• Exercise goal: Render the material again word for word, skipping the pictures in it.

(Excerpt from a dataset)
_ _ _ _

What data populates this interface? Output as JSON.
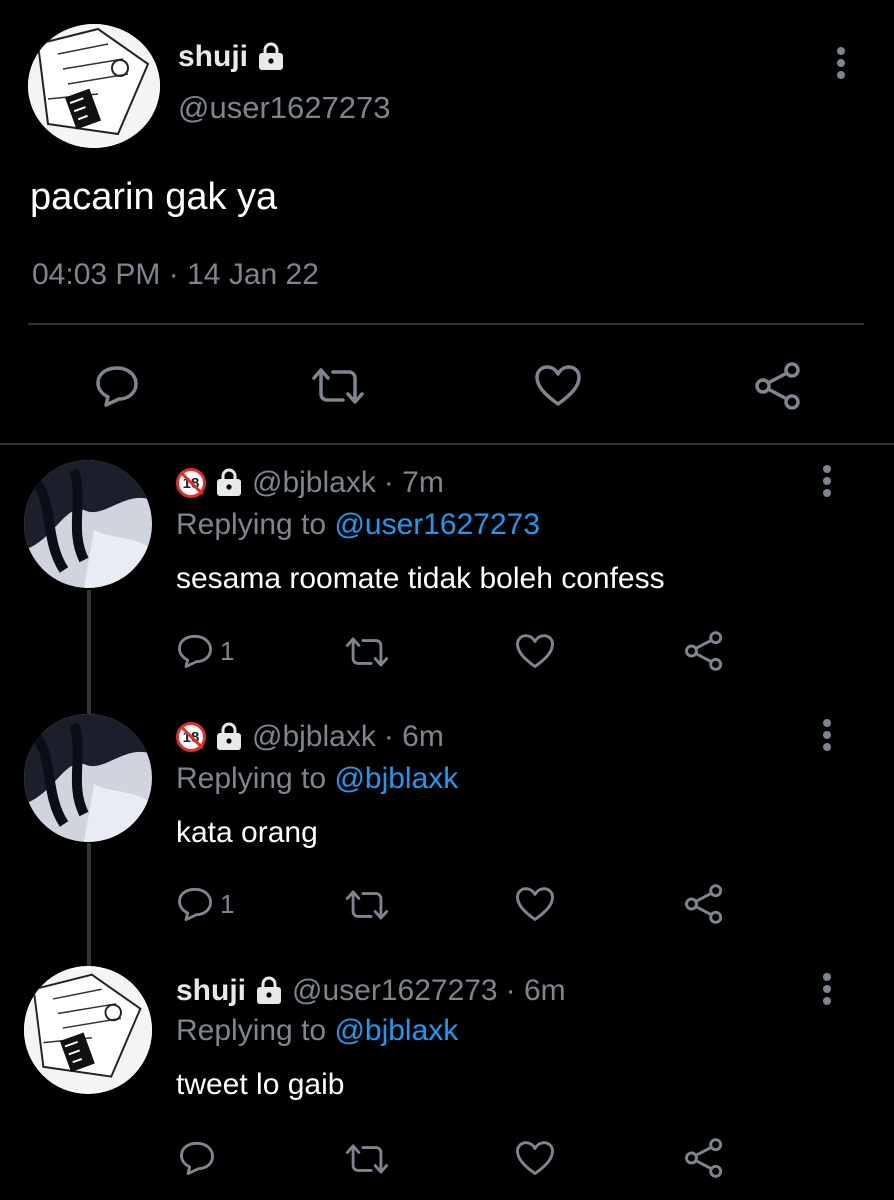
{
  "main_tweet": {
    "name": "shuji",
    "handle": "@user1627273",
    "text": "pacarin gak ya",
    "time": "04:03 PM",
    "separator": "·",
    "date": "14 Jan 22"
  },
  "replies": [
    {
      "badge": "18",
      "handle": "@bjblaxk",
      "age": "· 7m",
      "replying_label": "Replying to",
      "replying_to": "@user1627273",
      "text": "sesama roomate tidak boleh confess",
      "reply_count": "1"
    },
    {
      "badge": "18",
      "handle": "@bjblaxk",
      "age": "· 6m",
      "replying_label": "Replying to",
      "replying_to": "@bjblaxk",
      "text": "kata orang",
      "reply_count": "1"
    },
    {
      "name": "shuji",
      "handle": "@user1627273",
      "age": "· 6m",
      "replying_label": "Replying to",
      "replying_to": "@bjblaxk",
      "text": "tweet lo gaib"
    }
  ],
  "icons": [
    "lock-icon",
    "more-icon",
    "reply-icon",
    "retweet-icon",
    "like-icon",
    "share-icon",
    "no-under-18-icon"
  ],
  "colors": {
    "background": "#000000",
    "text": "#e7e9ea",
    "muted": "#7d868f",
    "link": "#1d9bf0"
  }
}
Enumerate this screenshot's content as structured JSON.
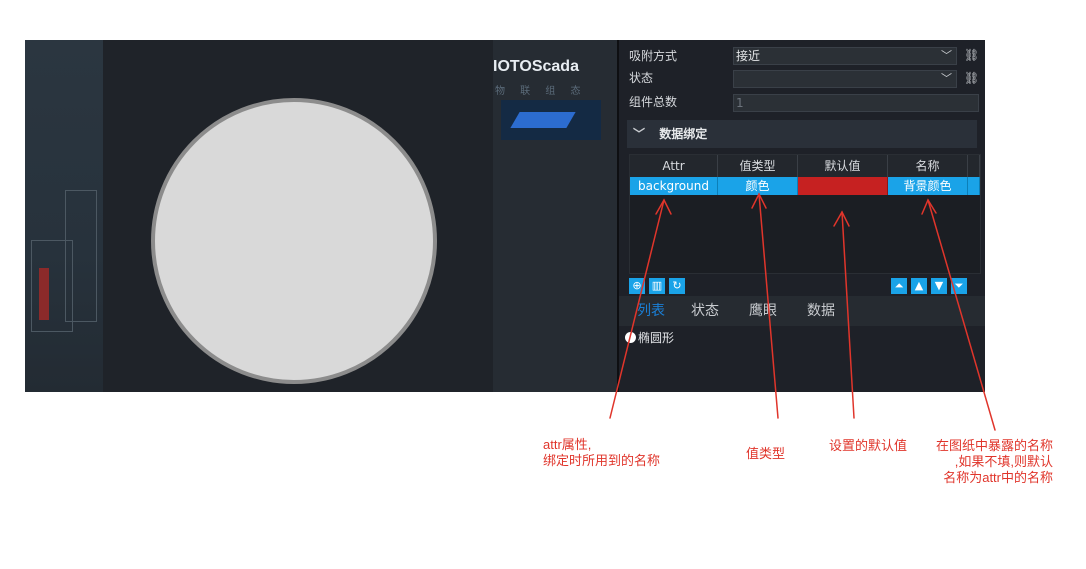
{
  "colors": {
    "accent": "#1aa3e8",
    "annotation": "#e0352b",
    "default_value": "#c62121"
  },
  "canvas": {
    "shape": "circle",
    "fill": "#d9d9d9",
    "stroke": "#8c8c8c"
  },
  "brand": {
    "logo": "IOTOScada",
    "subtitle": "物 联 组 态"
  },
  "properties": {
    "snap": {
      "label": "吸附方式",
      "value": "接近"
    },
    "state": {
      "label": "状态",
      "value": ""
    },
    "count": {
      "label": "组件总数",
      "value": "1"
    }
  },
  "binding": {
    "section_title": "数据绑定",
    "columns": [
      "Attr",
      "值类型",
      "默认值",
      "名称"
    ],
    "rows": [
      {
        "attr": "background",
        "type": "颜色",
        "default": "",
        "name": "背景颜色"
      }
    ]
  },
  "toolbar": {
    "left_icons": [
      "add-icon",
      "delete-icon",
      "refresh-icon"
    ],
    "right_icons": [
      "move-top-icon",
      "move-up-icon",
      "move-down-icon",
      "move-bottom-icon"
    ]
  },
  "tabs": [
    "列表",
    "状态",
    "鹰眼",
    "数据"
  ],
  "tree": {
    "item": "椭圆形"
  },
  "annotations": {
    "attr": [
      "attr属性,",
      "绑定时所用到的名称"
    ],
    "type": "值类型",
    "default": "设置的默认值",
    "name": [
      "在图纸中暴露的名称",
      ",如果不填,则默认",
      "名称为attr中的名称"
    ]
  }
}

_ _ _ _

• Solution for this problem:
What data populates this interface? Output as JSON.
{
  "main_tweet": {
    "name": "shuji",
    "handle": "@user1627273",
    "text": "pacarin gak ya",
    "time": "04:03 PM",
    "separator": "·",
    "date": "14 Jan 22"
  },
  "replies": [
    {
      "badge": "18",
      "handle": "@bjblaxk",
      "age": "· 7m",
      "replying_label": "Replying to",
      "replying_to": "@user1627273",
      "text": "sesama roomate tidak boleh confess",
      "reply_count": "1"
    },
    {
      "badge": "18",
      "handle": "@bjblaxk",
      "age": "· 6m",
      "replying_label": "Replying to",
      "replying_to": "@bjblaxk",
      "text": "kata orang",
      "reply_count": "1"
    },
    {
      "name": "shuji",
      "handle": "@user1627273",
      "age": "· 6m",
      "replying_label": "Replying to",
      "replying_to": "@bjblaxk",
      "text": "tweet lo gaib"
    }
  ],
  "icons": [
    "lock-icon",
    "more-icon",
    "reply-icon",
    "retweet-icon",
    "like-icon",
    "share-icon",
    "no-under-18-icon"
  ],
  "colors": {
    "background": "#000000",
    "text": "#e7e9ea",
    "muted": "#7d868f",
    "link": "#1d9bf0"
  }
}
Enumerate this screenshot's content as structured JSON.
{
  "colors": {
    "accent": "#1aa3e8",
    "annotation": "#e0352b",
    "default_value": "#c62121"
  },
  "canvas": {
    "shape": "circle",
    "fill": "#d9d9d9",
    "stroke": "#8c8c8c"
  },
  "brand": {
    "logo": "IOTOScada",
    "subtitle": "物 联 组 态"
  },
  "properties": {
    "snap": {
      "label": "吸附方式",
      "value": "接近"
    },
    "state": {
      "label": "状态",
      "value": ""
    },
    "count": {
      "label": "组件总数",
      "value": "1"
    }
  },
  "binding": {
    "section_title": "数据绑定",
    "columns": [
      "Attr",
      "值类型",
      "默认值",
      "名称"
    ],
    "rows": [
      {
        "attr": "background",
        "type": "颜色",
        "default": "",
        "name": "背景颜色"
      }
    ]
  },
  "toolbar": {
    "left_icons": [
      "add-icon",
      "delete-icon",
      "refresh-icon"
    ],
    "right_icons": [
      "move-top-icon",
      "move-up-icon",
      "move-down-icon",
      "move-bottom-icon"
    ]
  },
  "tabs": [
    "列表",
    "状态",
    "鹰眼",
    "数据"
  ],
  "tree": {
    "item": "椭圆形"
  },
  "annotations": {
    "attr": [
      "attr属性,",
      "绑定时所用到的名称"
    ],
    "type": "值类型",
    "default": "设置的默认值",
    "name": [
      "在图纸中暴露的名称",
      ",如果不填,则默认",
      "名称为attr中的名称"
    ]
  }
}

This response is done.